• Task instructions: Return the records in full, exactly as given.
══ Given data ══
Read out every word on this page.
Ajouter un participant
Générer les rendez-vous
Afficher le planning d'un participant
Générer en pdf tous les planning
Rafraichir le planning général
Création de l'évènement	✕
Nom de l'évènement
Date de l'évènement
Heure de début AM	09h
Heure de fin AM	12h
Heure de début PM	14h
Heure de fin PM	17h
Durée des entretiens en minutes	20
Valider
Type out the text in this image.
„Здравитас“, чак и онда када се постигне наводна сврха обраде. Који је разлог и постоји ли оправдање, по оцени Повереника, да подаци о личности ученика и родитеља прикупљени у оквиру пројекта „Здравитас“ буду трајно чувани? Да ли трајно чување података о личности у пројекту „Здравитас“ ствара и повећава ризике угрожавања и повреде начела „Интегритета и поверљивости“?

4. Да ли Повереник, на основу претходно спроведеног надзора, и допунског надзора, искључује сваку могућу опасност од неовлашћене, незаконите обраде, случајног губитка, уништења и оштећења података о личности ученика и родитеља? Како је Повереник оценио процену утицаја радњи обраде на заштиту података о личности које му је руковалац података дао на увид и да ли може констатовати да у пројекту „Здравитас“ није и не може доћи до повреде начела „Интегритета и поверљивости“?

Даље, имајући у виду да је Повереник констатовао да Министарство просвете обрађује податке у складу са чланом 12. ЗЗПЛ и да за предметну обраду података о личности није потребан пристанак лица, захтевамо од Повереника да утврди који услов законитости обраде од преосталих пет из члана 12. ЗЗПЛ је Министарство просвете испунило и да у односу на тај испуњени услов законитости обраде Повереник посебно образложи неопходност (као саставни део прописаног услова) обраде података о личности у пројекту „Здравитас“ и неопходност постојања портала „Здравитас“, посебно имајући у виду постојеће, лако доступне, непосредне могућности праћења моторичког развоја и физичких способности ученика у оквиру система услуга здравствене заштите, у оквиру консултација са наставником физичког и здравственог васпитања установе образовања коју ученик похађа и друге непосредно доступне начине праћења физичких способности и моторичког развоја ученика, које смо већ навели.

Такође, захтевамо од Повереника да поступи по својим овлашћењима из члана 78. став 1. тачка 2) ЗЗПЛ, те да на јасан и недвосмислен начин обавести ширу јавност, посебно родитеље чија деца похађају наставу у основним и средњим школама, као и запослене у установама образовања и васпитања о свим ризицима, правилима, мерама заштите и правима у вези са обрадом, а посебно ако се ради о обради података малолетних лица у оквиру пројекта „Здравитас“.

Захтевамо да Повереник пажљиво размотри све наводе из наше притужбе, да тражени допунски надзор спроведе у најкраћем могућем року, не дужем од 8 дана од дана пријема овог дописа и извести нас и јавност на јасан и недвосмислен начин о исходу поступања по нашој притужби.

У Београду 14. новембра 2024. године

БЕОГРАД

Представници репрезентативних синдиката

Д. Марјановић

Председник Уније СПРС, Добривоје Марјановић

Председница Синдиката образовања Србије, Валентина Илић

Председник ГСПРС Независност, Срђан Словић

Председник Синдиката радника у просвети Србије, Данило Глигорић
═══
• Reply to the task:
Read out every word on this page.
Ajouter un participant
Générer les rendez-vous
Afficher le planning d'un participant
Générer en pdf tous les planning
Rafraichir le planning général
Création de l'évènement	✕
Nom de l'évènement
Date de l'évènement
Heure de début AM	09h
Heure de fin AM	12h
Heure de début PM	14h
Heure de fin PM	17h
Durée des entretiens en minutes	20
Valider
Type out the text in this image.
„Здравитас“, чак и онда када се постигне наводна сврха обраде. Који је разлог и постоји ли оправдање, по оцени Повереника, да подаци о личности ученика и родитеља прикупљени у оквиру пројекта „Здравитас“ буду трајно чувани? Да ли трајно чување података о личности у пројекту „Здравитас“ ствара и повећава ризике угрожавања и повреде начела „Интегритета и поверљивости“?

4. Да ли Повереник, на основу претходно спроведеног надзора, и допунског надзора, искључује сваку могућу опасност од неовлашћене, незаконите обраде, случајног губитка, уништења и оштећења података о личности ученика и родитеља? Како је Повереник оценио процену утицаја радњи обраде на заштиту података о личности које му је руковалац података дао на увид и да ли може констатовати да у пројекту „Здравитас“ није и не може доћи до повреде начела „Интегритета и поверљивости“?

Даље, имајући у виду да је Повереник констатовао да Министарство просвете обрађује податке у складу са чланом 12. ЗЗПЛ и да за предметну обраду података о личности није потребан пристанак лица, захтевамо од Повереника да утврди који услов законитости обраде од преосталих пет из члана 12. ЗЗПЛ је Министарство просвете испунило и да у односу на тај испуњени услов законитости обраде Повереник посебно образложи неопходност (као саставни део прописаног услова) обраде података о личности у пројекту „Здравитас“ и неопходност постојања портала „Здравитас“, посебно имајући у виду постојеће, лако доступне, непосредне могућности праћења моторичког развоја и физичких способности ученика у оквиру система услуга здравствене заштите, у оквиру консултација са наставником физичког и здравственог васпитања установе образовања коју ученик похађа и друге непосредно доступне начине праћења физичких способности и моторичког развоја ученика, које смо већ навели.

Такође, захтевамо од Повереника да поступи по својим овлашћењима из члана 78. став 1. тачка 2) ЗЗПЛ, те да на јасан и недвосмислен начин обавести ширу јавност, посебно родитеље чија деца похађају наставу у основним и средњим школама, као и запослене у установама образовања и васпитања о свим ризицима, правилима, мерама заштите и правима у вези са обрадом, а посебно ако се ради о обради података малолетних лица у оквиру пројекта „Здравитас“.

Захтевамо да Повереник пажљиво размотри све наводе из наше притужбе, да тражени допунски надзор спроведе у најкраћем могућем року, не дужем од 8 дана од дана пријема овог дописа и извести нас и јавност на јасан и недвосмислен начин о исходу поступања по нашој притужби.

У Београду 14. новембра 2024. године

БЕОГРАД

Представници репрезентативних синдиката

Д. Марјановић

Председник Уније СПРС, Добривоје Марјановић

Председница Синдиката образовања Србије, Валентина Илић

Председник ГСПРС Независност, Срђан Словић

Председник Синдиката радника у просвети Србије, Данило Глигорић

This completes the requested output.